• What you have to do
Give the number of lines in the data that contain "this", and nothing more.

• Provided entries
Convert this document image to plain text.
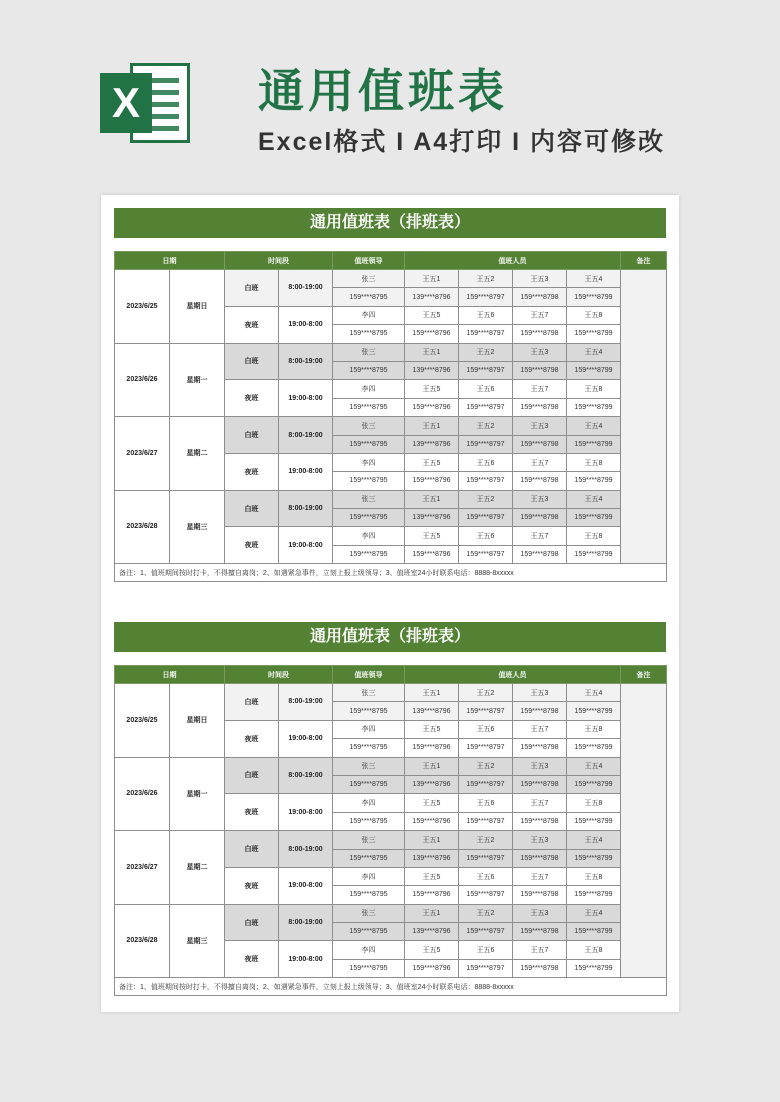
X	通用值班表

Excel格式 I A4打印 I 内容可修改

通用值班表（排班表）
日期		时间段		值班领导	值班人员				备注
2023/6/25	星期日	白班	8:00-19:00	张三	王五1	王五2	王五3	王五4	
				159****8795	139****8796	159****8797	159****8798	159****8799	
		夜班	19:00-8:00	李四	王五5	王五6	王五7	王五8	
				159****8795	159****8796	159****8797	159****8798	159****8799	
2023/6/26	星期一	白班	8:00-19:00	张三	王五1	王五2	王五3	王五4	
				159****8795	139****8796	159****8797	159****8798	159****8799	
		夜班	19:00-8:00	李四	王五5	王五6	王五7	王五8	
				159****8795	159****8796	159****8797	159****8798	159****8799	
2023/6/27	星期二	白班	8:00-19:00	张三	王五1	王五2	王五3	王五4	
				159****8795	139****8796	159****8797	159****8798	159****8799	
		夜班	19:00-8:00	李四	王五5	王五6	王五7	王五8	
				159****8795	159****8796	159****8797	159****8798	159****8799	
2023/6/28	星期三	白班	8:00-19:00	张三	王五1	王五2	王五3	王五4	
				159****8795	139****8796	159****8797	159****8798	159****8799	
		夜班	19:00-8:00	李四	王五5	王五6	王五7	王五8	
				159****8795	159****8796	159****8797	159****8798	159****8799	
备注：1、值班期间按时打卡，不得擅自离岗；2、如遇紧急事件，立刻上报上级领导；3、值班室24小时联系电话：8888-8xxxxx									
通用值班表（排班表）
日期		时间段		值班领导	值班人员				备注
2023/6/25	星期日	白班	8:00-19:00	张三	王五1	王五2	王五3	王五4	
				159****8795	139****8796	159****8797	159****8798	159****8799	
		夜班	19:00-8:00	李四	王五5	王五6	王五7	王五8	
				159****8795	159****8796	159****8797	159****8798	159****8799	
2023/6/26	星期一	白班	8:00-19:00	张三	王五1	王五2	王五3	王五4	
				159****8795	139****8796	159****8797	159****8798	159****8799	
		夜班	19:00-8:00	李四	王五5	王五6	王五7	王五8	
				159****8795	159****8796	159****8797	159****8798	159****8799	
2023/6/27	星期二	白班	8:00-19:00	张三	王五1	王五2	王五3	王五4	
				159****8795	139****8796	159****8797	159****8798	159****8799	
		夜班	19:00-8:00	李四	王五5	王五6	王五7	王五8	
				159****8795	159****8796	159****8797	159****8798	159****8799	
2023/6/28	星期三	白班	8:00-19:00	张三	王五1	王五2	王五3	王五4	
				159****8795	139****8796	159****8797	159****8798	159****8799	
		夜班	19:00-8:00	李四	王五5	王五6	王五7	王五8	
				159****8795	159****8796	159****8797	159****8798	159****8799	
备注：1、值班期间按时打卡，不得擅自离岗；2、如遇紧急事件，立刻上报上级领导；3、值班室24小时联系电话：8888-8xxxxx									
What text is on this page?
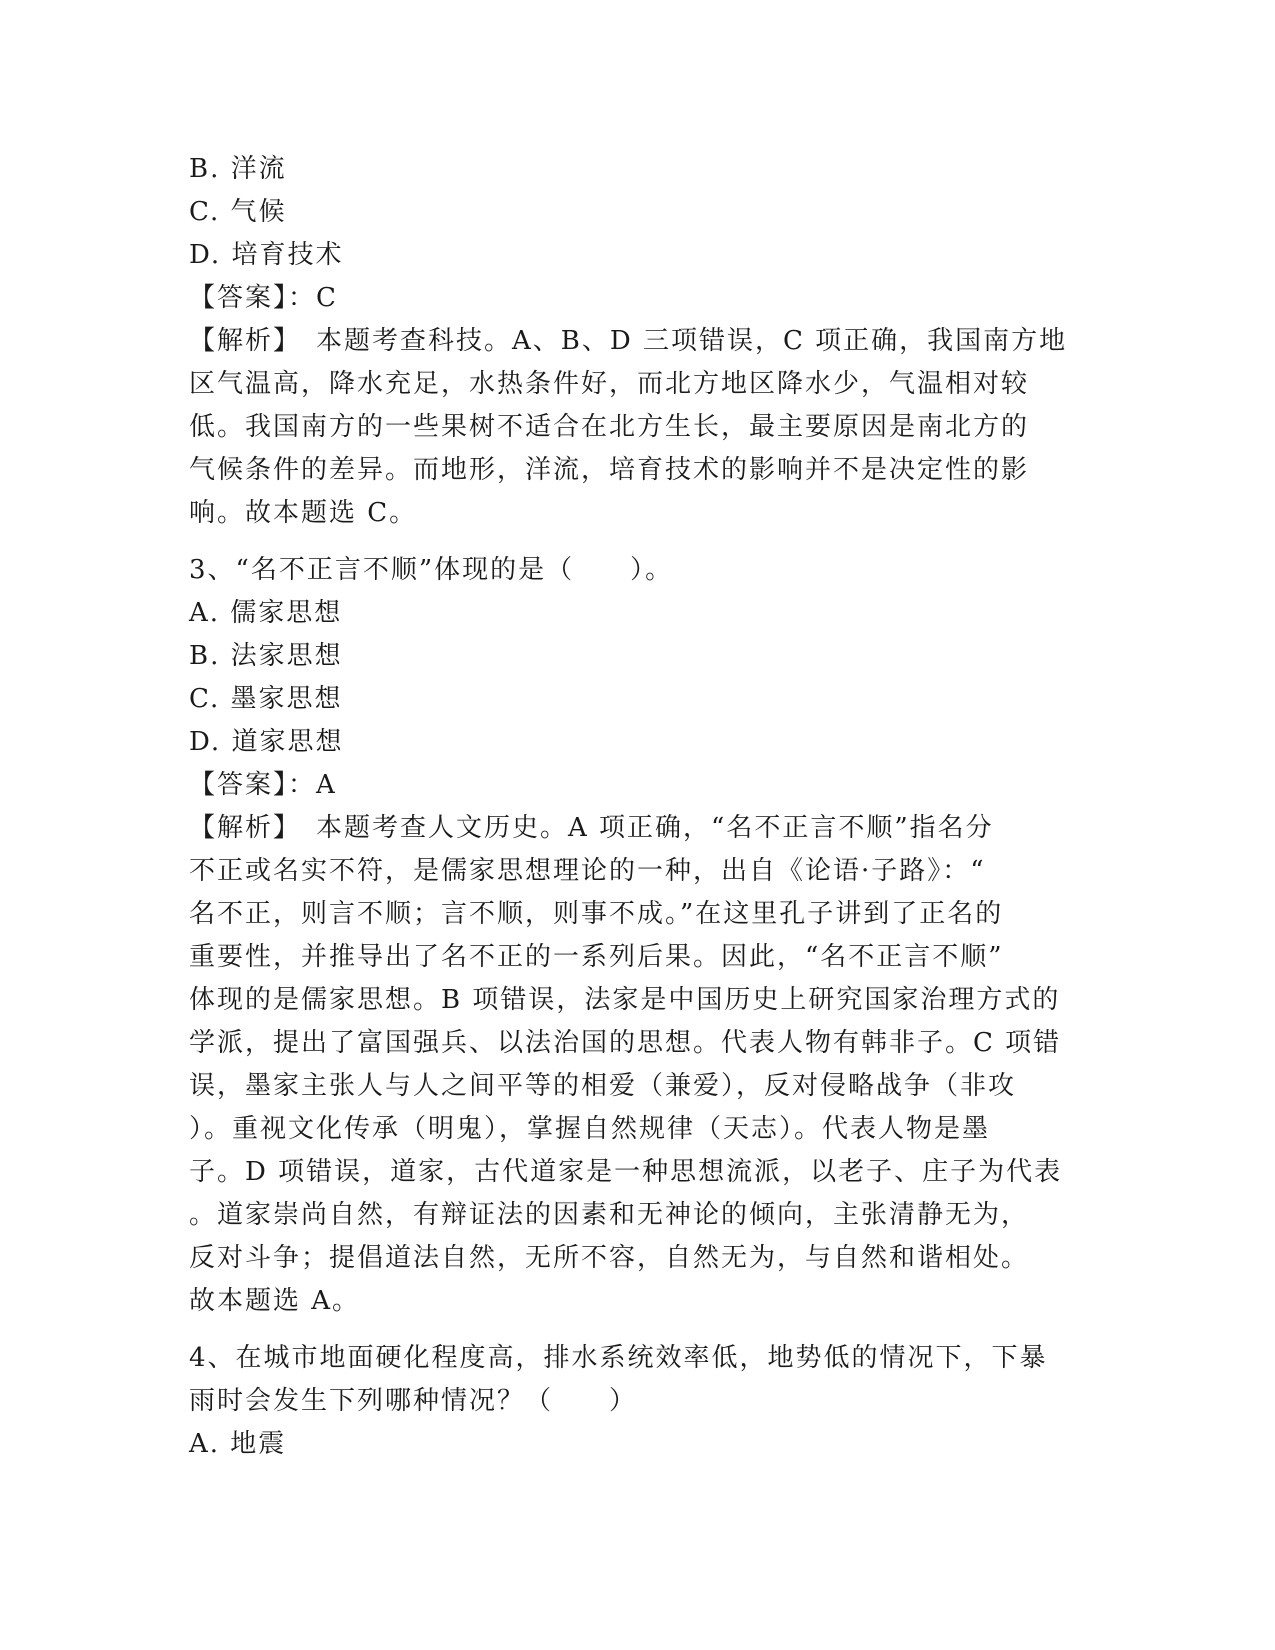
B. 洋流
C. 气候
D. 培育技术
【答案】：C
【解析】　本题考查科技。A、B、D 三项错误，C 项正确，我国南方地
区气温高，降水充足，水热条件好，而北方地区降水少，气温相对较
低。我国南方的一些果树不适合在北方生长，最主要原因是南北方的
气候条件的差异。而地形，洋流，培育技术的影响并不是决定性的影
响。故本题选 C。
3、“名不正言不顺”体现的是（　　）。
A. 儒家思想
B. 法家思想
C. 墨家思想
D. 道家思想
【答案】：A
【解析】　本题考查人文历史。A 项正确，“名不正言不顺”指名分
不正或名实不符，是儒家思想理论的一种，出自《论语·子路》：“
名不正，则言不顺；言不顺，则事不成。”在这里孔子讲到了正名的
重要性，并推导出了名不正的一系列后果。因此，“名不正言不顺”
体现的是儒家思想。B 项错误，法家是中国历史上研究国家治理方式的
学派，提出了富国强兵、以法治国的思想。代表人物有韩非子。C 项错
误，墨家主张人与人之间平等的相爱（兼爱），反对侵略战争（非攻
）。重视文化传承（明鬼），掌握自然规律（天志）。代表人物是墨
子。D 项错误，道家，古代道家是一种思想流派，以老子、庄子为代表
。道家崇尚自然，有辩证法的因素和无神论的倾向，主张清静无为，
反对斗争；提倡道法自然，无所不容，自然无为，与自然和谐相处。
故本题选 A。
4、在城市地面硬化程度高，排水系统效率低，地势低的情况下，下暴
雨时会发生下列哪种情况？（　　）
A. 地震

• Exercise output
2